→ **RECORDS SUPPLIED**:

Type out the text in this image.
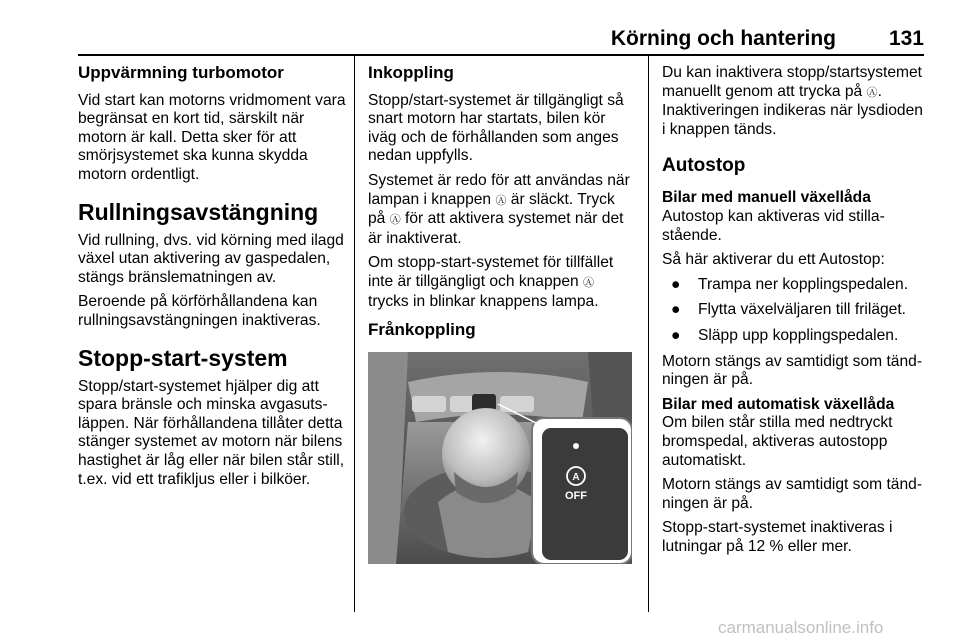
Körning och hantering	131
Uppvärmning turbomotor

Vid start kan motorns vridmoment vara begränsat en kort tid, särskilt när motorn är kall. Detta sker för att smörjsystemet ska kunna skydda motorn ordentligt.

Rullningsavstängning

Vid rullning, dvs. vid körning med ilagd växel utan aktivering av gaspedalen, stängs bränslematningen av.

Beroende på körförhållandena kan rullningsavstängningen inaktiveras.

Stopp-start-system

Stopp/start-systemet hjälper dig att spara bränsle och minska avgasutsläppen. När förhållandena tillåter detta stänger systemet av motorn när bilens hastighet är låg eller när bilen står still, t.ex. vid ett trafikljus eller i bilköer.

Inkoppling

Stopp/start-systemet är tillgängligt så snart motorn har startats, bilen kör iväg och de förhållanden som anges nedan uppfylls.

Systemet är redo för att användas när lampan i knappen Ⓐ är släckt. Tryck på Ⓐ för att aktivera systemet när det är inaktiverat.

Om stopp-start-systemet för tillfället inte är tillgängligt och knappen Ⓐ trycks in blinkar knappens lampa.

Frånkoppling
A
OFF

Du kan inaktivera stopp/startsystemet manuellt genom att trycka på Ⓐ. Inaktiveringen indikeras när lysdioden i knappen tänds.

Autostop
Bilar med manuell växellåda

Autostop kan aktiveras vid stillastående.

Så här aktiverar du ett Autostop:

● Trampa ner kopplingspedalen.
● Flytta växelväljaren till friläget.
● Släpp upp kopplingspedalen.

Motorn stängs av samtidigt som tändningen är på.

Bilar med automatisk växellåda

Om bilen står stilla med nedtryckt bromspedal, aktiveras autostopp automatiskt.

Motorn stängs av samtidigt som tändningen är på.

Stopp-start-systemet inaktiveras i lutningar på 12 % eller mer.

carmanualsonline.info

---

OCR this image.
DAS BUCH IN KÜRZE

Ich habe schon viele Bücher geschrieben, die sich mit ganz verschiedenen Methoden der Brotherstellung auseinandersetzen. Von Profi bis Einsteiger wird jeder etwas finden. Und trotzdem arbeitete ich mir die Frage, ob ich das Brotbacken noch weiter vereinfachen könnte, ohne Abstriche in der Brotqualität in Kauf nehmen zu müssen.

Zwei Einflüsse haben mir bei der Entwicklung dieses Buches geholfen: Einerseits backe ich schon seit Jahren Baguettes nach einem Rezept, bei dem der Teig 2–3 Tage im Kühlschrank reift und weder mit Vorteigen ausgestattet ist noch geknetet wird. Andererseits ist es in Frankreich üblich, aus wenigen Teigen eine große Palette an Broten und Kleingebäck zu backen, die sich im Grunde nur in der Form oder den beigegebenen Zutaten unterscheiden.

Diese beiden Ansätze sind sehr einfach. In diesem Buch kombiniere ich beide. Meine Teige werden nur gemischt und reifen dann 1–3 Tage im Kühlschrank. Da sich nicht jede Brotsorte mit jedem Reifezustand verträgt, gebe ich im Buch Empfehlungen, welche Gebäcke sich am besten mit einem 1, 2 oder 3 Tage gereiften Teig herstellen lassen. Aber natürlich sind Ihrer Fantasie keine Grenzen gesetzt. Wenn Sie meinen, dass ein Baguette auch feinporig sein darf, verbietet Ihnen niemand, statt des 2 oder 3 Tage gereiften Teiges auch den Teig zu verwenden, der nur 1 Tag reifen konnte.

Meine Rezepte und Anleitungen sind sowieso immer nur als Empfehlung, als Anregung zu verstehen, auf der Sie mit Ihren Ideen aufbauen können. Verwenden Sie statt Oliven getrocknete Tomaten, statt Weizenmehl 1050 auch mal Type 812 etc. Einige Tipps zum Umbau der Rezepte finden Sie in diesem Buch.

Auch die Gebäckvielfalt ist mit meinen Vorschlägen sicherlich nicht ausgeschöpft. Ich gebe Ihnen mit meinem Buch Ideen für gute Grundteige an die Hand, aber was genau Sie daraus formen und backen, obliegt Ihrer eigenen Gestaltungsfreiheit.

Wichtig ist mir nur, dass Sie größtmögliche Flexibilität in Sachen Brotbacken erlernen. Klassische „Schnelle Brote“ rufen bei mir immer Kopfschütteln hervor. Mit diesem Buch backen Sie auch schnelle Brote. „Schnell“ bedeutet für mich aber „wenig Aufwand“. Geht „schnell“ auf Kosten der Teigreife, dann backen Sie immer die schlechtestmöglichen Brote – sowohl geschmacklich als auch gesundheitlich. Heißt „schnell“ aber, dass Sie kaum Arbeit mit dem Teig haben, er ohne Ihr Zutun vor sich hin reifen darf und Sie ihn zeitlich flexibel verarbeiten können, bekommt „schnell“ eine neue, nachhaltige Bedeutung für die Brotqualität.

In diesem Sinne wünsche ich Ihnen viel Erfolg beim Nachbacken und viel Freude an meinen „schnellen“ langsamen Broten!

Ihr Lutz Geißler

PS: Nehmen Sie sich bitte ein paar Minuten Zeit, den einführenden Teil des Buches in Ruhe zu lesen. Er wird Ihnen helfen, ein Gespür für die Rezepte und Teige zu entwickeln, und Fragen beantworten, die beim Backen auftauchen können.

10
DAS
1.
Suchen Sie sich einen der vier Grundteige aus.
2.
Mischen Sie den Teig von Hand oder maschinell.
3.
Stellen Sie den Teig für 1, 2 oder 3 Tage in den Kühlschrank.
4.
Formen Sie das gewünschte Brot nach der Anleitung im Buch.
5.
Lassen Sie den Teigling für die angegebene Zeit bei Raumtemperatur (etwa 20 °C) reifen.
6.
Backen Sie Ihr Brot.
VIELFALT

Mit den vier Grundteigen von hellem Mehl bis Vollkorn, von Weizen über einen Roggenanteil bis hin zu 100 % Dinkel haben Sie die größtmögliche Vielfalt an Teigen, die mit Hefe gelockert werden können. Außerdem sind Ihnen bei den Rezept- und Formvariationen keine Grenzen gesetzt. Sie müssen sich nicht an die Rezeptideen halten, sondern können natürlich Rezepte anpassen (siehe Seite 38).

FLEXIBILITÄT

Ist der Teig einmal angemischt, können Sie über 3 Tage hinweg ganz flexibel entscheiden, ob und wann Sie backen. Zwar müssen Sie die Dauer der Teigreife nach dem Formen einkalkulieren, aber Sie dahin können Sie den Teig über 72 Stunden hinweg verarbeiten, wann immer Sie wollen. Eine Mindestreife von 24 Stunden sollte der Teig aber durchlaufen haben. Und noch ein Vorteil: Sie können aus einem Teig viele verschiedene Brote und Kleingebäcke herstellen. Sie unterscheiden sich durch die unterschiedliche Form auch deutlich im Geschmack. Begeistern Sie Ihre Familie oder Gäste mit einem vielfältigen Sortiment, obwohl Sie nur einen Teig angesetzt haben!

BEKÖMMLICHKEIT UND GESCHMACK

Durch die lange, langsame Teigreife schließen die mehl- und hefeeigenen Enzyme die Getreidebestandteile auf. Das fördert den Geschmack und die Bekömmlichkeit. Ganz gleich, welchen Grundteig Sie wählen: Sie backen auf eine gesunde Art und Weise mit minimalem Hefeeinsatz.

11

→ **TASK TO COMPLETE**: Collect each line of the entries that has the word "knappen", copying it in full.

→ **EXERCISE ANSWER**:
Systemet är redo för att användas när lampan i knappen Ⓐ är släckt. Tryck på Ⓐ för att aktivera systemet när det är inaktiverat.
Om stopp-start-systemet för tillfället inte är tillgängligt och knappen Ⓐ trycks in blinkar knappens lampa.
Du kan inaktivera stopp/startsystemet manuellt genom att trycka på Ⓐ. Inaktiveringen indikeras när lysdioden i knappen tänds.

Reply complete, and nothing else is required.